— BEGIN Extracted entries —
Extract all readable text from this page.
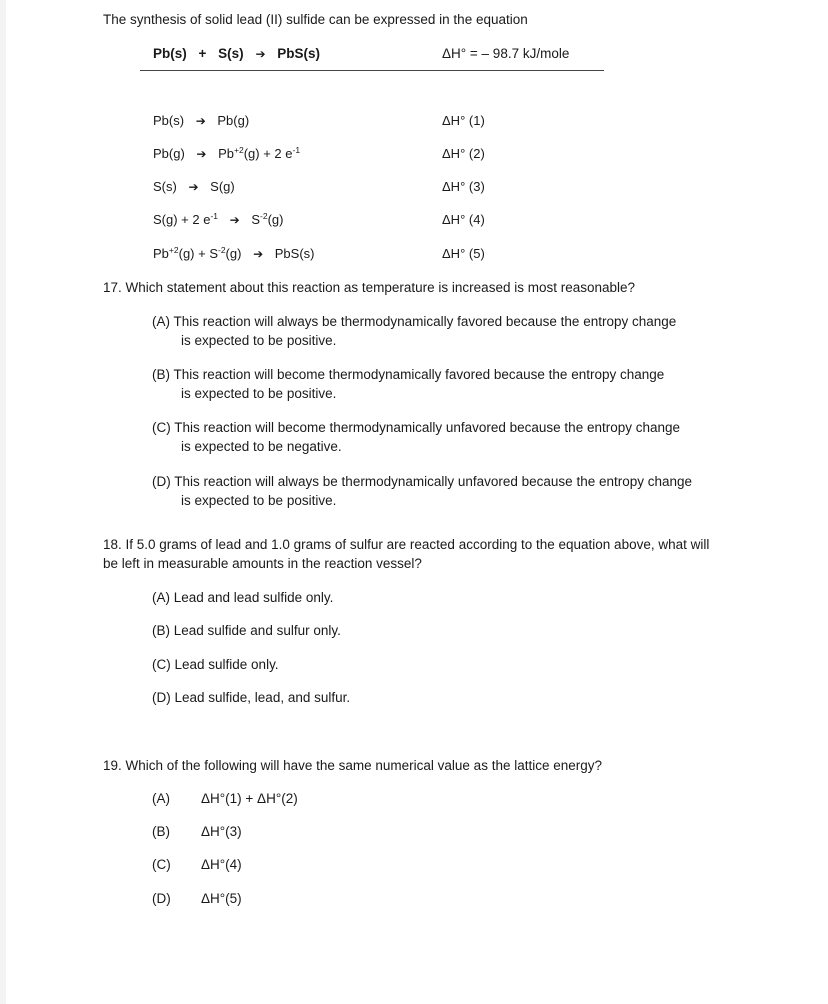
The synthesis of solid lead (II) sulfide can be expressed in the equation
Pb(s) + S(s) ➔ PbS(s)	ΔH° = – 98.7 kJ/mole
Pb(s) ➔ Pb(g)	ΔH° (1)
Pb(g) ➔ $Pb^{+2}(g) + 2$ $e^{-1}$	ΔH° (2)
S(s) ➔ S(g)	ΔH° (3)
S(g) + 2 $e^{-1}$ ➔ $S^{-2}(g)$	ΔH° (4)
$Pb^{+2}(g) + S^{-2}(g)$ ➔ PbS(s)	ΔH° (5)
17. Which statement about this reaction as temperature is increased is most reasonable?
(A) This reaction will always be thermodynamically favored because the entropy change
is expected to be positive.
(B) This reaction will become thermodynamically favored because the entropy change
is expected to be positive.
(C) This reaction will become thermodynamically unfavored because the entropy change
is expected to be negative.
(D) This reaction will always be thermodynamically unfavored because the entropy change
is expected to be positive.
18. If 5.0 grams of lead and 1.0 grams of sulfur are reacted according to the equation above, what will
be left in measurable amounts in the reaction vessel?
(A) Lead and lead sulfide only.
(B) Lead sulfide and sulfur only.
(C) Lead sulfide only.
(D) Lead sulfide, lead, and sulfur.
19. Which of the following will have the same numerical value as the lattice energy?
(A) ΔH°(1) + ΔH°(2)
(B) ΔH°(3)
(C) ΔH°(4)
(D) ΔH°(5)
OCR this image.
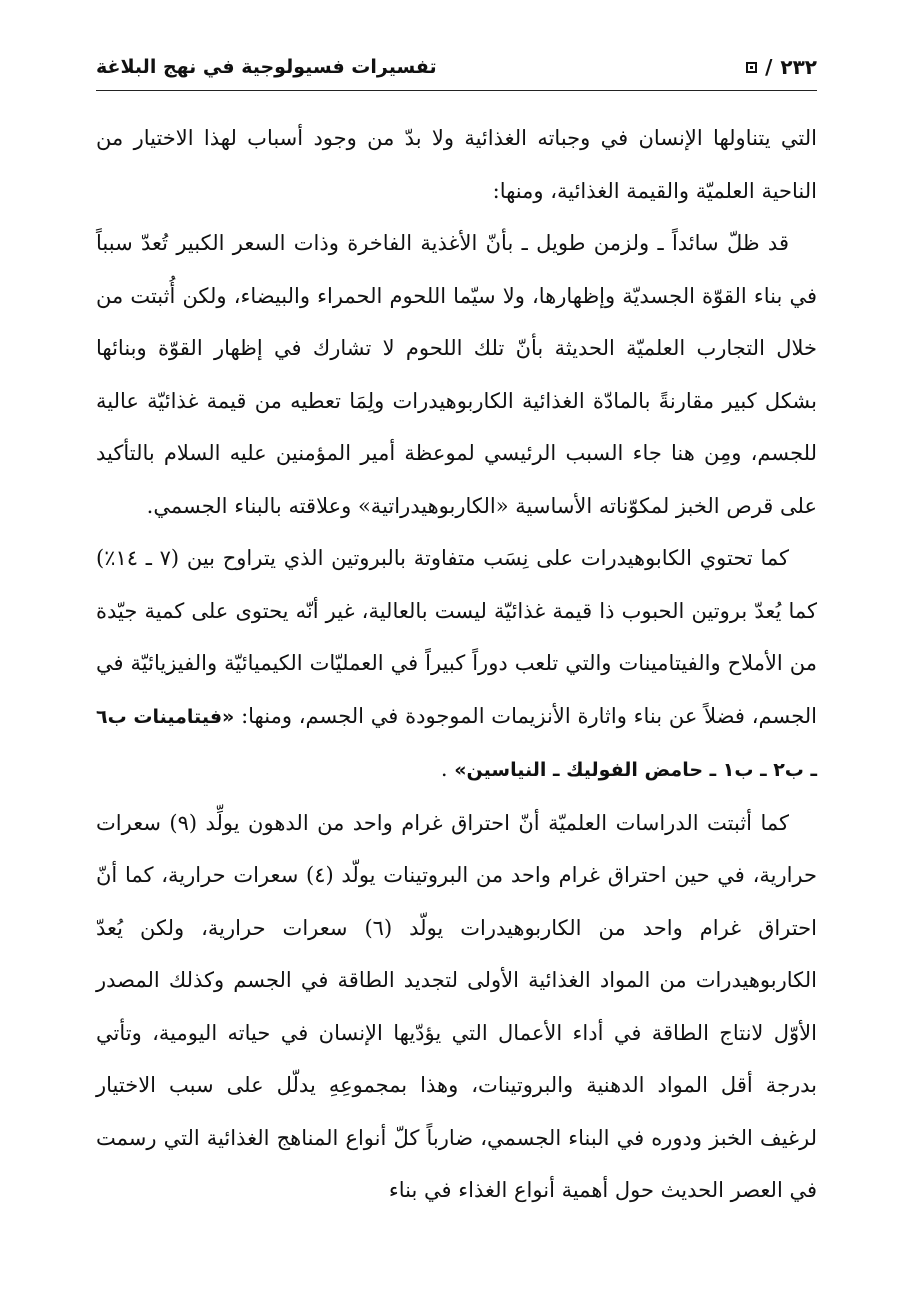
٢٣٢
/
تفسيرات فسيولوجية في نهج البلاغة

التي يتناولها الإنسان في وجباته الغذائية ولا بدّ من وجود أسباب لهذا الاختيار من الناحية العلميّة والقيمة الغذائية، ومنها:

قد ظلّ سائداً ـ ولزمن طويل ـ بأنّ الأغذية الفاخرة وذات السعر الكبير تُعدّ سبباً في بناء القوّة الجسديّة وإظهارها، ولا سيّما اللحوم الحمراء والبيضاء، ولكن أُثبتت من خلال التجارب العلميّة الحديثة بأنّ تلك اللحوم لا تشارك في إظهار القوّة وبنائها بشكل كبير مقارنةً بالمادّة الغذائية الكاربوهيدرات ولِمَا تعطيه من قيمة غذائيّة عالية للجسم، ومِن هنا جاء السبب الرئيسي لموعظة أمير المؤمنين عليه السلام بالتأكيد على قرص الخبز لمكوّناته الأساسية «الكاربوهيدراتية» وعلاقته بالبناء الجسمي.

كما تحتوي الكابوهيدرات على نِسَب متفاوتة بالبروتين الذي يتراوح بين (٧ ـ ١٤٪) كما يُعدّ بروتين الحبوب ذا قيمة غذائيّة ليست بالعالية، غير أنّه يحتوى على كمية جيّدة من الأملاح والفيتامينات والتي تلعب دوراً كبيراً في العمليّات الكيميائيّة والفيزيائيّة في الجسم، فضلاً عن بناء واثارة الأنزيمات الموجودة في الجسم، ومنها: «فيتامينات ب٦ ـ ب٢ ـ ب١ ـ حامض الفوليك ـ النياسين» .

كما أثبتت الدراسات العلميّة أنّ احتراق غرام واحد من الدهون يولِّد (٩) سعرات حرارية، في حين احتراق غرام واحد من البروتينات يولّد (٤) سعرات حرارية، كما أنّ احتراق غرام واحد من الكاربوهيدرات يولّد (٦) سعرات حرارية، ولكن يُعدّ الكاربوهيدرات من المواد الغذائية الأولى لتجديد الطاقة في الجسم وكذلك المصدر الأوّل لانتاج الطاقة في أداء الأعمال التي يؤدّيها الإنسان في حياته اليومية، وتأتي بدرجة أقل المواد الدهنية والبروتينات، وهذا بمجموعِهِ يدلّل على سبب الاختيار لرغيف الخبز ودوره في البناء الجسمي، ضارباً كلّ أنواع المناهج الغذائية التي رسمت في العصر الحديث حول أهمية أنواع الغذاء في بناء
— END Extracted entries —
▶ Written request: Show, from the listing above, each line that contains the word "always".

▶ Exercise solution:
(A) This reaction will always be thermodynamically favored because the entropy change
(D) This reaction will always be thermodynamically unfavored because the entropy change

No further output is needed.